__WHAT YOU ARE ASKED TO DO__. Where the data below has the string "children", return the whole line.

__Extracted records__.
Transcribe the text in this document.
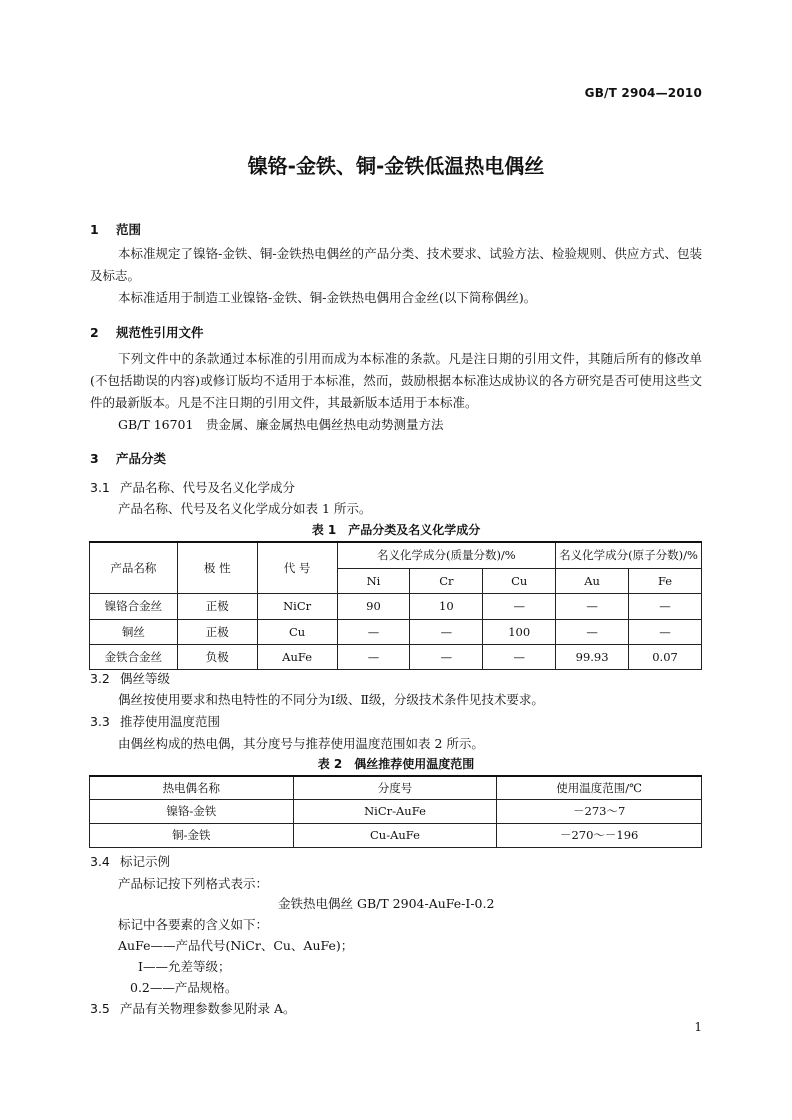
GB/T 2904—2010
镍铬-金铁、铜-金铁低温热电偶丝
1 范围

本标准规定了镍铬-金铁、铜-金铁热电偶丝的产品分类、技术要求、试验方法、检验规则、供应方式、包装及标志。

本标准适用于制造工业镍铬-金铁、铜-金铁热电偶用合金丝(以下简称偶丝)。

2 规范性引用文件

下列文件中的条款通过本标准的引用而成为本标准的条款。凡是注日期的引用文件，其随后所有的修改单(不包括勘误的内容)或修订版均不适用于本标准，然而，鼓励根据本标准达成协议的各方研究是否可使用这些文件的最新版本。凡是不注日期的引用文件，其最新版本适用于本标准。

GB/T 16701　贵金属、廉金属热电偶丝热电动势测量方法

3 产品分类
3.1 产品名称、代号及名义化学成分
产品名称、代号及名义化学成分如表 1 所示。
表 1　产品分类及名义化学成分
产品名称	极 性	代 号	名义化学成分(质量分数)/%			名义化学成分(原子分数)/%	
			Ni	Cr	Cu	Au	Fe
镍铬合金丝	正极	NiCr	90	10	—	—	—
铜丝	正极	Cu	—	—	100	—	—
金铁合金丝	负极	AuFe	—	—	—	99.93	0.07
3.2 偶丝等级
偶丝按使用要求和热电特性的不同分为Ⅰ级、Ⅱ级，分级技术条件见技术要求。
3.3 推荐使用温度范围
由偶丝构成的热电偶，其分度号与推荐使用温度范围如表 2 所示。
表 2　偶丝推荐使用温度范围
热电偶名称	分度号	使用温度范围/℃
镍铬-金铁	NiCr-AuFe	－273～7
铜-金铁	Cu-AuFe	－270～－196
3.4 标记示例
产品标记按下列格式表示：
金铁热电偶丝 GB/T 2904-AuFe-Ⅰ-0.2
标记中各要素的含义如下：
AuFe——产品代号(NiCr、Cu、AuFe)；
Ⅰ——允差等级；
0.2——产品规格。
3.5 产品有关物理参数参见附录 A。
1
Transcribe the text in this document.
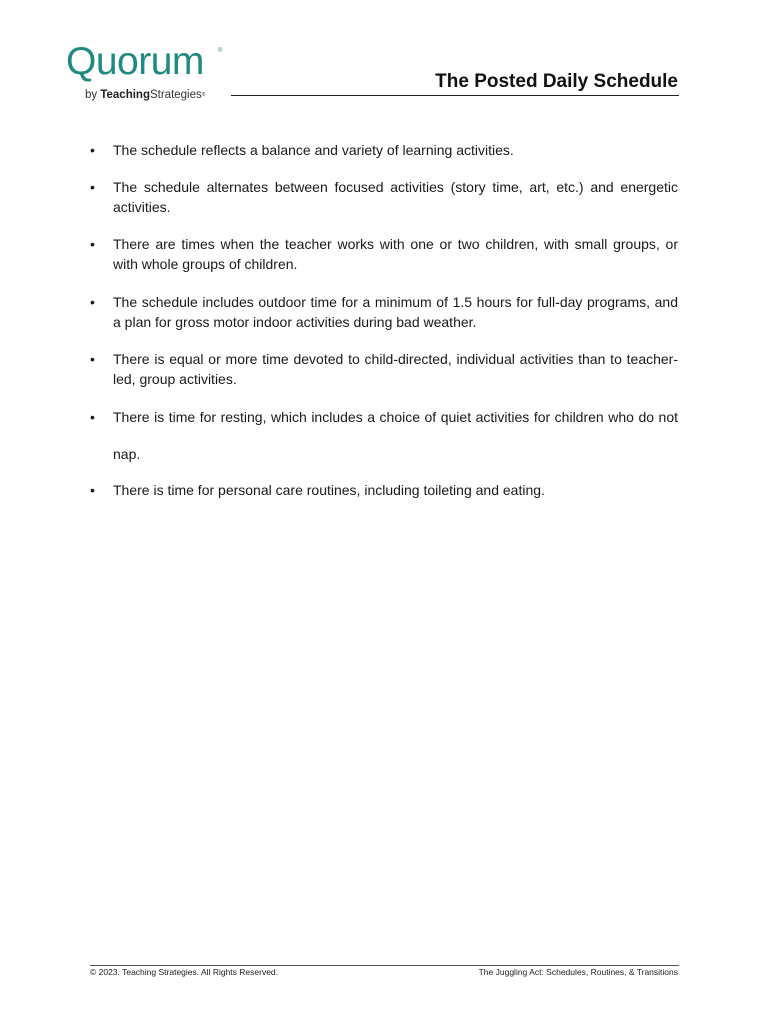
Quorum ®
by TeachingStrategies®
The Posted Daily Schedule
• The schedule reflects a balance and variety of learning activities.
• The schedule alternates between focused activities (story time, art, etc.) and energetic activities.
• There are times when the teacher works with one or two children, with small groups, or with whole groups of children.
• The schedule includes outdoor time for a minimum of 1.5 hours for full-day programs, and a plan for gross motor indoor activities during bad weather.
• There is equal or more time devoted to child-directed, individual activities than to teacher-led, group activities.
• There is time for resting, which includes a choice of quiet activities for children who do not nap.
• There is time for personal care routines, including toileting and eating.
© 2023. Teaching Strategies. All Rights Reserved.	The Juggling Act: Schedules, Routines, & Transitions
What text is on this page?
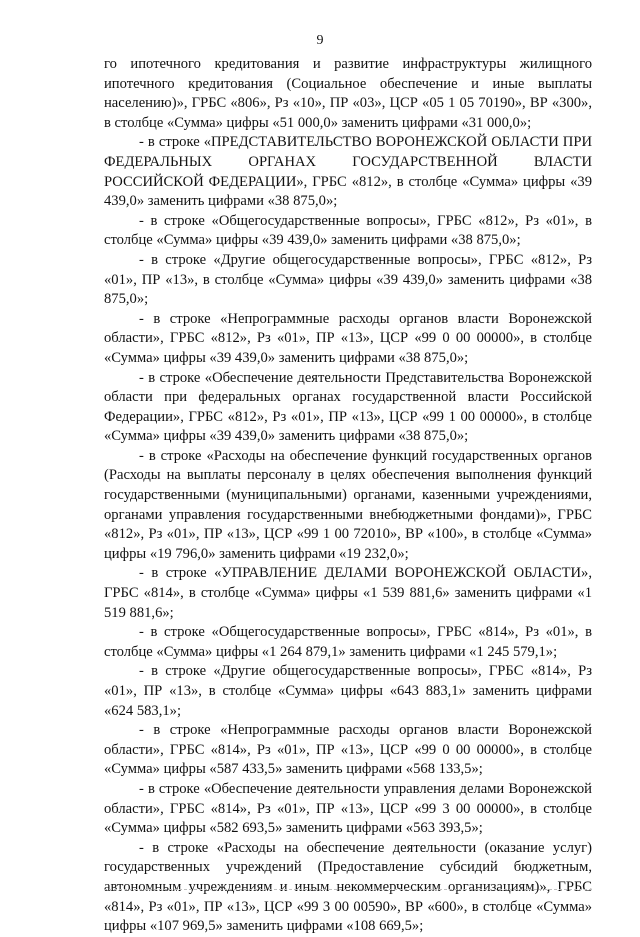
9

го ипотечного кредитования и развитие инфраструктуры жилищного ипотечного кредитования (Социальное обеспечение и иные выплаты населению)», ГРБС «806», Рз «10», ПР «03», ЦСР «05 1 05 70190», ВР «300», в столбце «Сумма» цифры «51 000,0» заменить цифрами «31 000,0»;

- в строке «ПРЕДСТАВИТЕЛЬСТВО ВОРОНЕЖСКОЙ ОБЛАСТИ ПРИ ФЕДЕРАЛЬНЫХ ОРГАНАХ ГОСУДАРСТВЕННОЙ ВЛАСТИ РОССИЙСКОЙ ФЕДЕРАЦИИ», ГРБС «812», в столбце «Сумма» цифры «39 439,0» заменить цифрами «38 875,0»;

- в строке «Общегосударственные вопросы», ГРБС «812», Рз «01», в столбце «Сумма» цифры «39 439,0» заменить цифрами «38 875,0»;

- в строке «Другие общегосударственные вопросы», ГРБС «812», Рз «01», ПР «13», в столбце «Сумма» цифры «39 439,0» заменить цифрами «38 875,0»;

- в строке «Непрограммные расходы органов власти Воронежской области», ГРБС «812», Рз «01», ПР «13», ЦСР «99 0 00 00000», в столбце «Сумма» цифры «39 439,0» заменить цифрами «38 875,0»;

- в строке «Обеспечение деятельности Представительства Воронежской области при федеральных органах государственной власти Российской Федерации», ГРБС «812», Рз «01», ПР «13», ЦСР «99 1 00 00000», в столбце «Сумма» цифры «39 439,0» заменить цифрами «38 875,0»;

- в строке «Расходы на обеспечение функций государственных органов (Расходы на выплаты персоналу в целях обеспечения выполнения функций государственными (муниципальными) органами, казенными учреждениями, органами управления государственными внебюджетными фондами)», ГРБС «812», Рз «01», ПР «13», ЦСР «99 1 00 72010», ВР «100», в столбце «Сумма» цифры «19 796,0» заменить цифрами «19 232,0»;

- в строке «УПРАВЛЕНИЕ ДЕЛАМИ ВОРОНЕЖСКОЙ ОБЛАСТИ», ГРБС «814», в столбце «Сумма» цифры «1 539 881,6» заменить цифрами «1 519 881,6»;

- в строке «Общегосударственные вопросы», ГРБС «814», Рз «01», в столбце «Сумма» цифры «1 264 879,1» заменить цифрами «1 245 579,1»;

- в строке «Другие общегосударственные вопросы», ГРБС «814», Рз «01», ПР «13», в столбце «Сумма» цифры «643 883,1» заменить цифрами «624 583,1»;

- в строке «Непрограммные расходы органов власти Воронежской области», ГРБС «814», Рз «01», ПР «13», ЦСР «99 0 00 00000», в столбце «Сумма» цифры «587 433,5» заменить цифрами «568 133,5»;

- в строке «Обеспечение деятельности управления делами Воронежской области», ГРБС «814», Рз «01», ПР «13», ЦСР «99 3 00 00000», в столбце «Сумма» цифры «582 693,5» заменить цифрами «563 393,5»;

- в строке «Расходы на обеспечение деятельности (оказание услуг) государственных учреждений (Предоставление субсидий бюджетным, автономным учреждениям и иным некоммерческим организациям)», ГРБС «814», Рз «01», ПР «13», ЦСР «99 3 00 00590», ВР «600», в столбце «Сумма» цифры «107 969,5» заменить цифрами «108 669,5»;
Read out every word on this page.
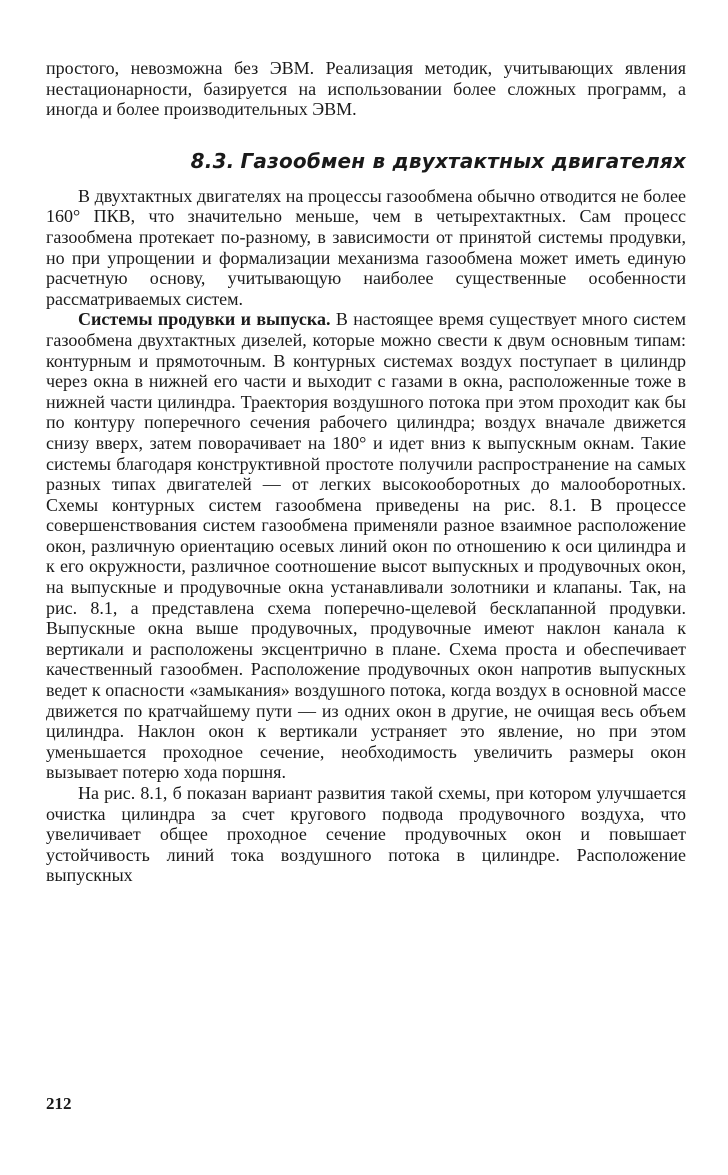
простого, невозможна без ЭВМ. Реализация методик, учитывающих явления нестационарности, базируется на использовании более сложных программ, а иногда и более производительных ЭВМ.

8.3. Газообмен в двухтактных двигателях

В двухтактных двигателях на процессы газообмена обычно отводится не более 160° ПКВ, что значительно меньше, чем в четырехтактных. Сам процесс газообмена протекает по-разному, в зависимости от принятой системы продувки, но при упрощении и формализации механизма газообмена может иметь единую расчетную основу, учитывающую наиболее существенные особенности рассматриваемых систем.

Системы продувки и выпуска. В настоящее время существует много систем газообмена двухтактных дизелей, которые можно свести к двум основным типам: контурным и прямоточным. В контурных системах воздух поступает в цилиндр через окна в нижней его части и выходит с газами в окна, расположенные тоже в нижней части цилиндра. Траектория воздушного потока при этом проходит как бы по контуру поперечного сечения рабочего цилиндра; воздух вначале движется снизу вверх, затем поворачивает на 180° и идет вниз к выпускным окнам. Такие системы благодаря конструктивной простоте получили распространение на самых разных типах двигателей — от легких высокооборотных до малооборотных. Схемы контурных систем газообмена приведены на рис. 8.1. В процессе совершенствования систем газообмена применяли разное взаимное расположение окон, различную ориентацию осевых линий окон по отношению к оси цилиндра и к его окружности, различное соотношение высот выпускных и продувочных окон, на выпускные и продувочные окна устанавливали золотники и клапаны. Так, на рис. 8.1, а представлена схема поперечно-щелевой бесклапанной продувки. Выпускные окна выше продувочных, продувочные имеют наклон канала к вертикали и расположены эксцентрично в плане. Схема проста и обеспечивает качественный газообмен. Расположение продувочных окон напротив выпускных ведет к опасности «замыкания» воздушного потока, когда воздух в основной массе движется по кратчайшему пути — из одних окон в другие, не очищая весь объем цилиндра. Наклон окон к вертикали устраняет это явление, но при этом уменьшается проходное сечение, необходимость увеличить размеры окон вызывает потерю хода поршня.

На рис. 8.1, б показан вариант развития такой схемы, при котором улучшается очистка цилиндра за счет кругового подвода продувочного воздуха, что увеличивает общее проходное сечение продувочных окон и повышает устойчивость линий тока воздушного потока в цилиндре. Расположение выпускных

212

__TASK OUTPUT__.
• There are times when the teacher works with one or two children, with small groups, or with whole groups of children.
• There is time for resting, which includes a choice of quiet activities for children who do not nap.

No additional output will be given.